**Dataset listings of figures**
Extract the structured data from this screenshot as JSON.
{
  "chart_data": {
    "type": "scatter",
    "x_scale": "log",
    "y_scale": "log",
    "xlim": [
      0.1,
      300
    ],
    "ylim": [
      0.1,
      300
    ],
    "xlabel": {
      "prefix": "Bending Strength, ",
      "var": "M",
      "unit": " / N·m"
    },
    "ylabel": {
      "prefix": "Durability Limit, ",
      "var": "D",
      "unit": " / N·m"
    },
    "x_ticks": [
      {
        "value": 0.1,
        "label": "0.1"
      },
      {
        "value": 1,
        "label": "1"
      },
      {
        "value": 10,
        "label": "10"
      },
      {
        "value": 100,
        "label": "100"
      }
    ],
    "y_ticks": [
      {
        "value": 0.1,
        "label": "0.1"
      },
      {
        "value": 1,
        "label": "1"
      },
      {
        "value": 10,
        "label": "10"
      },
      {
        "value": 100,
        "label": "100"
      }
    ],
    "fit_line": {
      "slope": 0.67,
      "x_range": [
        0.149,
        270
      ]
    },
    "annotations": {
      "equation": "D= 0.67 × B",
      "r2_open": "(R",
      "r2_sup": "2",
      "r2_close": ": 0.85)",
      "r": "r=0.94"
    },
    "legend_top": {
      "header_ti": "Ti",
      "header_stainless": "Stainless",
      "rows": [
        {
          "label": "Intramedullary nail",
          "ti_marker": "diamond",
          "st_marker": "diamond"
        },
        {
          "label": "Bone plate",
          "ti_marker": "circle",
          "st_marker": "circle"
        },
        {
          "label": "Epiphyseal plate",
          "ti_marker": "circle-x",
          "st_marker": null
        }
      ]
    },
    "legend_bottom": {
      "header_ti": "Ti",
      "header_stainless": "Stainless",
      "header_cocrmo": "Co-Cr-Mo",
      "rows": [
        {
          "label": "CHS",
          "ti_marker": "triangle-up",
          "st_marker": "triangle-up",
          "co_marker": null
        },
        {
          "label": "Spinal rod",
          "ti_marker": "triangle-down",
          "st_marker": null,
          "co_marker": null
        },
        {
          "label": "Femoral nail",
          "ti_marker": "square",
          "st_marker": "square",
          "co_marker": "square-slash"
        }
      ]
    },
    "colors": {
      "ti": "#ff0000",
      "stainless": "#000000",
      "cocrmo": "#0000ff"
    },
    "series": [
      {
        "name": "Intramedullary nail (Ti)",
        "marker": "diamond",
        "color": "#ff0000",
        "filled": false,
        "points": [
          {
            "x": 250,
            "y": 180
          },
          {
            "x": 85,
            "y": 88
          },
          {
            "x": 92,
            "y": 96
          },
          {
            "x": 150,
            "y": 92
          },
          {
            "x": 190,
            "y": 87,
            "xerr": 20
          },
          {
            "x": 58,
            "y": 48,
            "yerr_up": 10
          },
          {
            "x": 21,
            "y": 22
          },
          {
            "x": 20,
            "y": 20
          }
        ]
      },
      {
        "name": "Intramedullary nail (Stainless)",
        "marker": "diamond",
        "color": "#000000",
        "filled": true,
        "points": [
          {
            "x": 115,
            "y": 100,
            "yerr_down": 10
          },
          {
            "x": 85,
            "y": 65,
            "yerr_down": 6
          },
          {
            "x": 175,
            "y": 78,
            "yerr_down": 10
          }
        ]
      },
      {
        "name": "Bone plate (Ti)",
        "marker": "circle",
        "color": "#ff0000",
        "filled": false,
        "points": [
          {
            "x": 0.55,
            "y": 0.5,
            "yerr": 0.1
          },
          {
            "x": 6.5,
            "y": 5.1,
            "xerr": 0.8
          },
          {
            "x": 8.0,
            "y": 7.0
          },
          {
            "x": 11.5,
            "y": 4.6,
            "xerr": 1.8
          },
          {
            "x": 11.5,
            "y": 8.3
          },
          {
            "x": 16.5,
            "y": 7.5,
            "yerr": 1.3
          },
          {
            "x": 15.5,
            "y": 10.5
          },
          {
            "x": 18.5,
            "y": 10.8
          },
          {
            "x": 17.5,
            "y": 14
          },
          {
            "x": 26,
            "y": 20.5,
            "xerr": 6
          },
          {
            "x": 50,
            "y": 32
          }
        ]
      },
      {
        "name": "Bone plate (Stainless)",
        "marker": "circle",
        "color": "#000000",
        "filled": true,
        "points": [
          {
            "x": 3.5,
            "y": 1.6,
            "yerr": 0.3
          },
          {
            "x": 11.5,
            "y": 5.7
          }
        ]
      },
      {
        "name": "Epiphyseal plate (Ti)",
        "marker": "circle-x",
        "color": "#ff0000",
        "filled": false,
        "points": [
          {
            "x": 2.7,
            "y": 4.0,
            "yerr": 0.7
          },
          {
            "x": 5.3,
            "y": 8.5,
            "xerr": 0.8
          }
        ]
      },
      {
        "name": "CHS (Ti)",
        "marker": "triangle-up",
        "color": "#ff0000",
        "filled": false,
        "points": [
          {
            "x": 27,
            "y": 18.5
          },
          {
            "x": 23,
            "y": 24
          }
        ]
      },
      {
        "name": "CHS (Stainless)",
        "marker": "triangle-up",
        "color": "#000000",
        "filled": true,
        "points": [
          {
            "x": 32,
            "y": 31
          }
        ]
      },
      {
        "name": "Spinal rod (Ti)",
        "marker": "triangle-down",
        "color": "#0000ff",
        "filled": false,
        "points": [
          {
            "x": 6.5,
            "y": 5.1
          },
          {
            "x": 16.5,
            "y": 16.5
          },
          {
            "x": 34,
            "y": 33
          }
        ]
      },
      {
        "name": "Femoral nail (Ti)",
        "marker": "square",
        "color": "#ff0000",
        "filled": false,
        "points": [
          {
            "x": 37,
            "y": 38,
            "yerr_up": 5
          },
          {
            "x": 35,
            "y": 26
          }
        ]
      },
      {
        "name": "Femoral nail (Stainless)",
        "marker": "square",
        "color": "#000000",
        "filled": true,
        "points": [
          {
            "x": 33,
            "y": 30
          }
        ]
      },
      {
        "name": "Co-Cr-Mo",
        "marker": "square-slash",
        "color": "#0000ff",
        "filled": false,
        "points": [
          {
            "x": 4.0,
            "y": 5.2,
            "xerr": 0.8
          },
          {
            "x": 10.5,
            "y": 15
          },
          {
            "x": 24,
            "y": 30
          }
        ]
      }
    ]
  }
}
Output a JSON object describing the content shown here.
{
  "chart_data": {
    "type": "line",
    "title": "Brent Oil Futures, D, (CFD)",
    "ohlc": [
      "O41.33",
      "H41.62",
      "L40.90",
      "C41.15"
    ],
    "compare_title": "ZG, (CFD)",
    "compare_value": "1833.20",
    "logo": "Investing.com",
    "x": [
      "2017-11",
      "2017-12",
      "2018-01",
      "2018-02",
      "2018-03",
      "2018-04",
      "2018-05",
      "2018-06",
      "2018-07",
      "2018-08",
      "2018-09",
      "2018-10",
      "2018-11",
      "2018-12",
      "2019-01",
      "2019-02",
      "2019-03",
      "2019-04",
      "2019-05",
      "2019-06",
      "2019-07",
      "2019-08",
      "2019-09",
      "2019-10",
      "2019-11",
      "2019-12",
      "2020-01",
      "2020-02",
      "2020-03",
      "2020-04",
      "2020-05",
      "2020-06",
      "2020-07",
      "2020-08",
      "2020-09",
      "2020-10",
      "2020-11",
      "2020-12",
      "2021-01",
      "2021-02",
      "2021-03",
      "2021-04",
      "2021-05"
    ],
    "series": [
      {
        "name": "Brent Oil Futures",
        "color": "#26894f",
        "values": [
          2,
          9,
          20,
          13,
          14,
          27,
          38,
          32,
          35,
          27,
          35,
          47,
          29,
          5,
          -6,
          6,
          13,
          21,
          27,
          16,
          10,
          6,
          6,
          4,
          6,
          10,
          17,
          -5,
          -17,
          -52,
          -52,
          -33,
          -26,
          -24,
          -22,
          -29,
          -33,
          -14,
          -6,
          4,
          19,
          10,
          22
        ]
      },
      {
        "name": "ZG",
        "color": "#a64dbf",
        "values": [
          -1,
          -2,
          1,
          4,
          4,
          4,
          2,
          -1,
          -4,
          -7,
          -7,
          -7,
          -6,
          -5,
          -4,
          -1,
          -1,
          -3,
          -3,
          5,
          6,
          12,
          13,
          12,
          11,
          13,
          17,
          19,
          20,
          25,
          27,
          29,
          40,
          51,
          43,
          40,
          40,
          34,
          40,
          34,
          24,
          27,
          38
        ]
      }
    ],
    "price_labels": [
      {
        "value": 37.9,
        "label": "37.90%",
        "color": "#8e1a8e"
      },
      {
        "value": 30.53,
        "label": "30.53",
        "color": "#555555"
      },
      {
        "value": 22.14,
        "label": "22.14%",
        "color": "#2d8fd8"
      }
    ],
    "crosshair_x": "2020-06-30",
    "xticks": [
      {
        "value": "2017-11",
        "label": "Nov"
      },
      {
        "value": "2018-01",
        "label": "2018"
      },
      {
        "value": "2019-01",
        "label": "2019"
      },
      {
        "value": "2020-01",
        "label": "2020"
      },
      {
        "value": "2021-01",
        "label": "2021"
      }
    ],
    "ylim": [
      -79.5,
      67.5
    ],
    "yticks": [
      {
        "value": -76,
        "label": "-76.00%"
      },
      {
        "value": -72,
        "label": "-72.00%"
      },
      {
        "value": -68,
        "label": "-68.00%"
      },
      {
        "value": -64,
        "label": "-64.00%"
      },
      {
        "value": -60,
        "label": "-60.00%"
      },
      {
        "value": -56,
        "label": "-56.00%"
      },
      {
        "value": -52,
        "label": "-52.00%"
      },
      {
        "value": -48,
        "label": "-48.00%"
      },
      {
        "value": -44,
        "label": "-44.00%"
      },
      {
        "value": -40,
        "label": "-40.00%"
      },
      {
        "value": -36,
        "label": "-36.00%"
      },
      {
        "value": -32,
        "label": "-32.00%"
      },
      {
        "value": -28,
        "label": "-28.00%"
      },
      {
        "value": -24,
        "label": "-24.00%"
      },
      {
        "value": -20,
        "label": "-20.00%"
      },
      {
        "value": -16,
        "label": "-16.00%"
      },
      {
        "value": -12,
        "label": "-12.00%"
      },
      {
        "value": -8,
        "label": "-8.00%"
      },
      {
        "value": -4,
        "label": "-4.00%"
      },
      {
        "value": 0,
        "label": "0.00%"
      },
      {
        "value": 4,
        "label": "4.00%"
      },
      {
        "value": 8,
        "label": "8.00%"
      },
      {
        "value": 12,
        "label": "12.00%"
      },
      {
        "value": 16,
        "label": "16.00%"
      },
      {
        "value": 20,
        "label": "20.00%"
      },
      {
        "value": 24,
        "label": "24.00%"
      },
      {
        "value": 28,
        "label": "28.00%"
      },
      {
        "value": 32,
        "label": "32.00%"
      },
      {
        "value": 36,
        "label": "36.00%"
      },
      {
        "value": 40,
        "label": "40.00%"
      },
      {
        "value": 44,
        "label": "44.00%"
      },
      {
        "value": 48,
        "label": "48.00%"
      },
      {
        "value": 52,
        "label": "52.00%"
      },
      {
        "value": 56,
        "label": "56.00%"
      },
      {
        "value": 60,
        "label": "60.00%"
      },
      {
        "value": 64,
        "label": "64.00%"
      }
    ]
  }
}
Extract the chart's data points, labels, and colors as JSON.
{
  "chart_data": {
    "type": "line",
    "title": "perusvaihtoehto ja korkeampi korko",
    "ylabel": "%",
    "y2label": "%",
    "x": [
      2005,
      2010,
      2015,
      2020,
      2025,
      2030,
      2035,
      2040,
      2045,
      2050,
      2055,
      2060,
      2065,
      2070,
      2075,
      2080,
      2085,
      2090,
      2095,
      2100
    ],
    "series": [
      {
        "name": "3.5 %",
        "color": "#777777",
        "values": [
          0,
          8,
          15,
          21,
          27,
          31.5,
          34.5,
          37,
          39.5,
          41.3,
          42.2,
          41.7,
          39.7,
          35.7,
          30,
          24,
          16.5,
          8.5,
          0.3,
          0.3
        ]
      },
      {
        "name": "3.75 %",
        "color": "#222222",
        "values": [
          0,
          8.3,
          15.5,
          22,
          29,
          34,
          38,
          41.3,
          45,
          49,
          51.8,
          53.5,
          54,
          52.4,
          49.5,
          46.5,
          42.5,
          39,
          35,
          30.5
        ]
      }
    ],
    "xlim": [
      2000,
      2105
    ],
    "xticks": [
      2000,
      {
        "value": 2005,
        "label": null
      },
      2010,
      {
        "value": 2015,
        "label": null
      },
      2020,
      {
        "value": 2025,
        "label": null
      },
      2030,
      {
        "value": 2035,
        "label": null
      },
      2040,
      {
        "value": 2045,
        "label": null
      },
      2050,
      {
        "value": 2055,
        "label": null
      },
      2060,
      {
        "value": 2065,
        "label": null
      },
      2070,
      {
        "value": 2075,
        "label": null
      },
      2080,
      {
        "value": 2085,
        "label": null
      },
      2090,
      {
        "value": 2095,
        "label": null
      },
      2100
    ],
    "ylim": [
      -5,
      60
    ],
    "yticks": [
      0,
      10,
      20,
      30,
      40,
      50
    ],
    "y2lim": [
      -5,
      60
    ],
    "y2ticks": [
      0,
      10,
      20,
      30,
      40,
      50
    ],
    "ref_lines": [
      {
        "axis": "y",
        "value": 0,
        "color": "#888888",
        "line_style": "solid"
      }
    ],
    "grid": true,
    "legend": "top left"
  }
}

**Exercise description**
Collect every line with the string "Intramedullary" from the records, and copy each.

**Task solution**
          "label": "Intramedullary nail",
        "name": "Intramedullary nail (Ti)",
        "name": "Intramedullary nail (Stainless)",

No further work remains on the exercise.